▸ DIRECTIONS FOR THIS TASK: Exactly repeat the material, dropping only the pictures.

▸ INFORMATION SHOWN:
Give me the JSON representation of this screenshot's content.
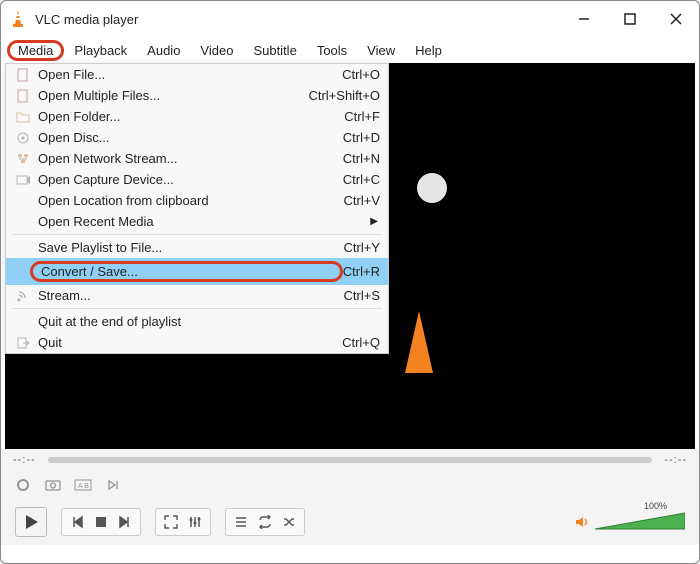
{
  "title": "VLC media player",
  "menubar": [
    "Media",
    "Playback",
    "Audio",
    "Video",
    "Subtitle",
    "Tools",
    "View",
    "Help"
  ],
  "menu_open_index": 0,
  "dropdown": {
    "items": [
      {
        "label": "Open File...",
        "shortcut": "Ctrl+O",
        "icon": "file"
      },
      {
        "label": "Open Multiple Files...",
        "shortcut": "Ctrl+Shift+O",
        "icon": "file"
      },
      {
        "label": "Open Folder...",
        "shortcut": "Ctrl+F",
        "icon": "folder"
      },
      {
        "label": "Open Disc...",
        "shortcut": "Ctrl+D",
        "icon": "disc"
      },
      {
        "label": "Open Network Stream...",
        "shortcut": "Ctrl+N",
        "icon": "network"
      },
      {
        "label": "Open Capture Device...",
        "shortcut": "Ctrl+C",
        "icon": "capture"
      },
      {
        "label": "Open Location from clipboard",
        "shortcut": "Ctrl+V",
        "icon": ""
      },
      {
        "label": "Open Recent Media",
        "shortcut": "",
        "icon": "",
        "arrow": true
      },
      {
        "sep": true
      },
      {
        "label": "Save Playlist to File...",
        "shortcut": "Ctrl+Y",
        "icon": ""
      },
      {
        "label": "Convert / Save...",
        "shortcut": "Ctrl+R",
        "icon": "",
        "selected": true
      },
      {
        "label": "Stream...",
        "shortcut": "Ctrl+S",
        "icon": "stream"
      },
      {
        "sep": true
      },
      {
        "label": "Quit at the end of playlist",
        "shortcut": "",
        "icon": ""
      },
      {
        "label": "Quit",
        "shortcut": "Ctrl+Q",
        "icon": "quit"
      }
    ]
  },
  "time_left": "--:--",
  "time_right": "--:--",
  "volume_pct": "100%",
  "colors": {
    "highlight": "#8fd0f4",
    "ring": "#d63b1e",
    "vol": "#4caf50"
  }
}
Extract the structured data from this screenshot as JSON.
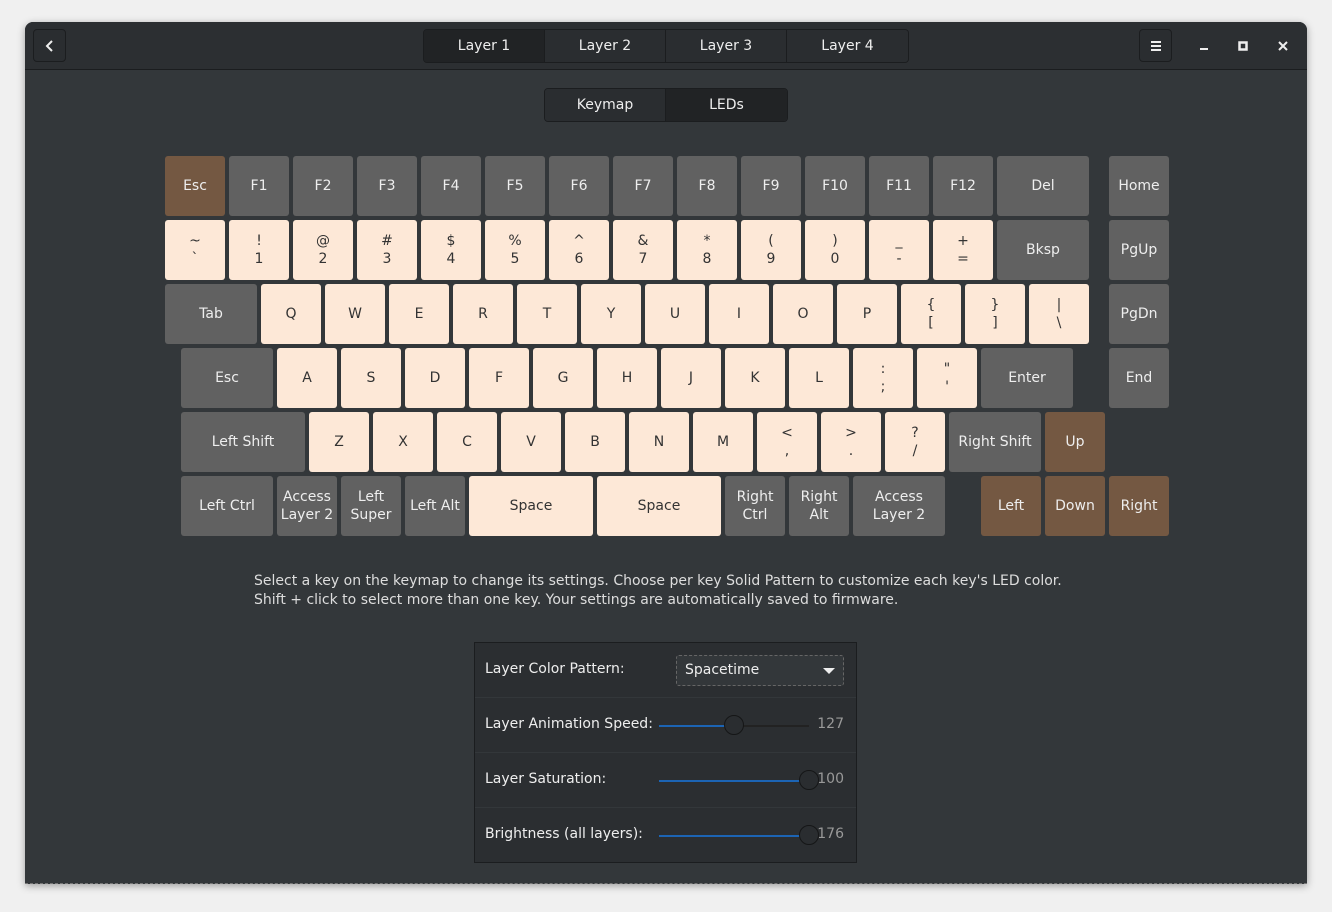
{
  "header": {
    "back_icon": "chevron-left-icon",
    "layers": [
      "Layer 1",
      "Layer 2",
      "Layer 3",
      "Layer 4"
    ],
    "active_layer": 0,
    "menu_icon": "hamburger-icon",
    "minimize_icon": "minimize-icon",
    "maximize_icon": "maximize-icon",
    "close_icon": "close-icon"
  },
  "view_tabs": {
    "items": [
      "Keymap",
      "LEDs"
    ],
    "active": 1
  },
  "colors": {
    "gray": "#616161",
    "cream": "#fde8d7",
    "brown": "#745842",
    "accent": "#1c64b4"
  },
  "keyboard": {
    "rows": [
      [
        [
          "Esc",
          "brown"
        ],
        [
          "F1",
          "gray"
        ],
        [
          "F2",
          "gray"
        ],
        [
          "F3",
          "gray"
        ],
        [
          "F4",
          "gray"
        ],
        [
          "F5",
          "gray"
        ],
        [
          "F6",
          "gray"
        ],
        [
          "F7",
          "gray"
        ],
        [
          "F8",
          "gray"
        ],
        [
          "F9",
          "gray"
        ],
        [
          "F10",
          "gray"
        ],
        [
          "F11",
          "gray"
        ],
        [
          "F12",
          "gray"
        ],
        [
          "Del",
          "gray"
        ],
        [
          "Home",
          "gray"
        ]
      ],
      [
        [
          "~\n`",
          "cream"
        ],
        [
          "!\n1",
          "cream"
        ],
        [
          "@\n2",
          "cream"
        ],
        [
          "#\n3",
          "cream"
        ],
        [
          "$\n4",
          "cream"
        ],
        [
          "%\n5",
          "cream"
        ],
        [
          "^\n6",
          "cream"
        ],
        [
          "&\n7",
          "cream"
        ],
        [
          "*\n8",
          "cream"
        ],
        [
          "(\n9",
          "cream"
        ],
        [
          ")\n0",
          "cream"
        ],
        [
          "_\n-",
          "cream"
        ],
        [
          "+\n=",
          "cream"
        ],
        [
          "Bksp",
          "gray"
        ],
        [
          "PgUp",
          "gray"
        ]
      ],
      [
        [
          "Tab",
          "gray"
        ],
        [
          "Q",
          "cream"
        ],
        [
          "W",
          "cream"
        ],
        [
          "E",
          "cream"
        ],
        [
          "R",
          "cream"
        ],
        [
          "T",
          "cream"
        ],
        [
          "Y",
          "cream"
        ],
        [
          "U",
          "cream"
        ],
        [
          "I",
          "cream"
        ],
        [
          "O",
          "cream"
        ],
        [
          "P",
          "cream"
        ],
        [
          "{\n[",
          "cream"
        ],
        [
          "}\n]",
          "cream"
        ],
        [
          "|\n\\",
          "cream"
        ],
        [
          "PgDn",
          "gray"
        ]
      ],
      [
        [
          "Esc",
          "gray"
        ],
        [
          "A",
          "cream"
        ],
        [
          "S",
          "cream"
        ],
        [
          "D",
          "cream"
        ],
        [
          "F",
          "cream"
        ],
        [
          "G",
          "cream"
        ],
        [
          "H",
          "cream"
        ],
        [
          "J",
          "cream"
        ],
        [
          "K",
          "cream"
        ],
        [
          "L",
          "cream"
        ],
        [
          ":\n;",
          "cream"
        ],
        [
          "\"\n'",
          "cream"
        ],
        [
          "Enter",
          "gray"
        ],
        [
          "End",
          "gray"
        ]
      ],
      [
        [
          "Left Shift",
          "gray"
        ],
        [
          "Z",
          "cream"
        ],
        [
          "X",
          "cream"
        ],
        [
          "C",
          "cream"
        ],
        [
          "V",
          "cream"
        ],
        [
          "B",
          "cream"
        ],
        [
          "N",
          "cream"
        ],
        [
          "M",
          "cream"
        ],
        [
          "<\n,",
          "cream"
        ],
        [
          ">\n.",
          "cream"
        ],
        [
          "?\n/",
          "cream"
        ],
        [
          "Right Shift",
          "gray"
        ],
        [
          "Up",
          "brown"
        ]
      ],
      [
        [
          "Left Ctrl",
          "gray"
        ],
        [
          "Access\nLayer 2",
          "gray"
        ],
        [
          "Left\nSuper",
          "gray"
        ],
        [
          "Left Alt",
          "gray"
        ],
        [
          "Space",
          "cream"
        ],
        [
          "Space",
          "cream"
        ],
        [
          "Right\nCtrl",
          "gray"
        ],
        [
          "Right Alt",
          "gray"
        ],
        [
          "Access\nLayer 2",
          "gray"
        ],
        [
          "Left",
          "brown"
        ],
        [
          "Down",
          "brown"
        ],
        [
          "Right",
          "brown"
        ]
      ]
    ]
  },
  "help_text": "Select a key on the keymap to change its settings. Choose per key Solid Pattern to customize each key's LED color. Shift + click to select more than one key. Your settings are automatically saved to firmware.",
  "settings": {
    "pattern": {
      "label": "Layer Color Pattern:",
      "value": "Spacetime"
    },
    "sliders": [
      {
        "label": "Layer Animation Speed:",
        "value": "127",
        "fraction": 0.5
      },
      {
        "label": "Layer Saturation:",
        "value": "100",
        "fraction": 1.0
      },
      {
        "label": "Brightness (all layers):",
        "value": "176",
        "fraction": 1.0
      }
    ]
  }
}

▸ CORRECT OUTPUT:
Give me the JSON representation of this screenshot's content.
{
  "title": "VLC media player",
  "menubar": [
    "Media",
    "Playback",
    "Audio",
    "Video",
    "Subtitle",
    "Tools",
    "View",
    "Help"
  ],
  "menu_open_index": 0,
  "dropdown": {
    "items": [
      {
        "label": "Open File...",
        "shortcut": "Ctrl+O",
        "icon": "file"
      },
      {
        "label": "Open Multiple Files...",
        "shortcut": "Ctrl+Shift+O",
        "icon": "file"
      },
      {
        "label": "Open Folder...",
        "shortcut": "Ctrl+F",
        "icon": "folder"
      },
      {
        "label": "Open Disc...",
        "shortcut": "Ctrl+D",
        "icon": "disc"
      },
      {
        "label": "Open Network Stream...",
        "shortcut": "Ctrl+N",
        "icon": "network"
      },
      {
        "label": "Open Capture Device...",
        "shortcut": "Ctrl+C",
        "icon": "capture"
      },
      {
        "label": "Open Location from clipboard",
        "shortcut": "Ctrl+V",
        "icon": ""
      },
      {
        "label": "Open Recent Media",
        "shortcut": "",
        "icon": "",
        "arrow": true
      },
      {
        "sep": true
      },
      {
        "label": "Save Playlist to File...",
        "shortcut": "Ctrl+Y",
        "icon": ""
      },
      {
        "label": "Convert / Save...",
        "shortcut": "Ctrl+R",
        "icon": "",
        "selected": true
      },
      {
        "label": "Stream...",
        "shortcut": "Ctrl+S",
        "icon": "stream"
      },
      {
        "sep": true
      },
      {
        "label": "Quit at the end of playlist",
        "shortcut": "",
        "icon": ""
      },
      {
        "label": "Quit",
        "shortcut": "Ctrl+Q",
        "icon": "quit"
      }
    ]
  },
  "time_left": "--:--",
  "time_right": "--:--",
  "volume_pct": "100%",
  "colors": {
    "highlight": "#8fd0f4",
    "ring": "#d63b1e",
    "vol": "#4caf50"
  }
}
Extract the structured data from this screenshot as JSON.
{
  "header": {
    "back_icon": "chevron-left-icon",
    "layers": [
      "Layer 1",
      "Layer 2",
      "Layer 3",
      "Layer 4"
    ],
    "active_layer": 0,
    "menu_icon": "hamburger-icon",
    "minimize_icon": "minimize-icon",
    "maximize_icon": "maximize-icon",
    "close_icon": "close-icon"
  },
  "view_tabs": {
    "items": [
      "Keymap",
      "LEDs"
    ],
    "active": 1
  },
  "colors": {
    "gray": "#616161",
    "cream": "#fde8d7",
    "brown": "#745842",
    "accent": "#1c64b4"
  },
  "keyboard": {
    "rows": [
      [
        [
          "Esc",
          "brown"
        ],
        [
          "F1",
          "gray"
        ],
        [
          "F2",
          "gray"
        ],
        [
          "F3",
          "gray"
        ],
        [
          "F4",
          "gray"
        ],
        [
          "F5",
          "gray"
        ],
        [
          "F6",
          "gray"
        ],
        [
          "F7",
          "gray"
        ],
        [
          "F8",
          "gray"
        ],
        [
          "F9",
          "gray"
        ],
        [
          "F10",
          "gray"
        ],
        [
          "F11",
          "gray"
        ],
        [
          "F12",
          "gray"
        ],
        [
          "Del",
          "gray"
        ],
        [
          "Home",
          "gray"
        ]
      ],
      [
        [
          "~\n`",
          "cream"
        ],
        [
          "!\n1",
          "cream"
        ],
        [
          "@\n2",
          "cream"
        ],
        [
          "#\n3",
          "cream"
        ],
        [
          "$\n4",
          "cream"
        ],
        [
          "%\n5",
          "cream"
        ],
        [
          "^\n6",
          "cream"
        ],
        [
          "&\n7",
          "cream"
        ],
        [
          "*\n8",
          "cream"
        ],
        [
          "(\n9",
          "cream"
        ],
        [
          ")\n0",
          "cream"
        ],
        [
          "_\n-",
          "cream"
        ],
        [
          "+\n=",
          "cream"
        ],
        [
          "Bksp",
          "gray"
        ],
        [
          "PgUp",
          "gray"
        ]
      ],
      [
        [
          "Tab",
          "gray"
        ],
        [
          "Q",
          "cream"
        ],
        [
          "W",
          "cream"
        ],
        [
          "E",
          "cream"
        ],
        [
          "R",
          "cream"
        ],
        [
          "T",
          "cream"
        ],
        [
          "Y",
          "cream"
        ],
        [
          "U",
          "cream"
        ],
        [
          "I",
          "cream"
        ],
        [
          "O",
          "cream"
        ],
        [
          "P",
          "cream"
        ],
        [
          "{\n[",
          "cream"
        ],
        [
          "}\n]",
          "cream"
        ],
        [
          "|\n\\",
          "cream"
        ],
        [
          "PgDn",
          "gray"
        ]
      ],
      [
        [
          "Esc",
          "gray"
        ],
        [
          "A",
          "cream"
        ],
        [
          "S",
          "cream"
        ],
        [
          "D",
          "cream"
        ],
        [
          "F",
          "cream"
        ],
        [
          "G",
          "cream"
        ],
        [
          "H",
          "cream"
        ],
        [
          "J",
          "cream"
        ],
        [
          "K",
          "cream"
        ],
        [
          "L",
          "cream"
        ],
        [
          ":\n;",
          "cream"
        ],
        [
          "\"\n'",
          "cream"
        ],
        [
          "Enter",
          "gray"
        ],
        [
          "End",
          "gray"
        ]
      ],
      [
        [
          "Left Shift",
          "gray"
        ],
        [
          "Z",
          "cream"
        ],
        [
          "X",
          "cream"
        ],
        [
          "C",
          "cream"
        ],
        [
          "V",
          "cream"
        ],
        [
          "B",
          "cream"
        ],
        [
          "N",
          "cream"
        ],
        [
          "M",
          "cream"
        ],
        [
          "<\n,",
          "cream"
        ],
        [
          ">\n.",
          "cream"
        ],
        [
          "?\n/",
          "cream"
        ],
        [
          "Right Shift",
          "gray"
        ],
        [
          "Up",
          "brown"
        ]
      ],
      [
        [
          "Left Ctrl",
          "gray"
        ],
        [
          "Access\nLayer 2",
          "gray"
        ],
        [
          "Left\nSuper",
          "gray"
        ],
        [
          "Left Alt",
          "gray"
        ],
        [
          "Space",
          "cream"
        ],
        [
          "Space",
          "cream"
        ],
        [
          "Right\nCtrl",
          "gray"
        ],
        [
          "Right Alt",
          "gray"
        ],
        [
          "Access\nLayer 2",
          "gray"
        ],
        [
          "Left",
          "brown"
        ],
        [
          "Down",
          "brown"
        ],
        [
          "Right",
          "brown"
        ]
      ]
    ]
  },
  "help_text": "Select a key on the keymap to change its settings. Choose per key Solid Pattern to customize each key's LED color. Shift + click to select more than one key. Your settings are automatically saved to firmware.",
  "settings": {
    "pattern": {
      "label": "Layer Color Pattern:",
      "value": "Spacetime"
    },
    "sliders": [
      {
        "label": "Layer Animation Speed:",
        "value": "127",
        "fraction": 0.5
      },
      {
        "label": "Layer Saturation:",
        "value": "100",
        "fraction": 1.0
      },
      {
        "label": "Brightness (all layers):",
        "value": "176",
        "fraction": 1.0
      }
    ]
  }
}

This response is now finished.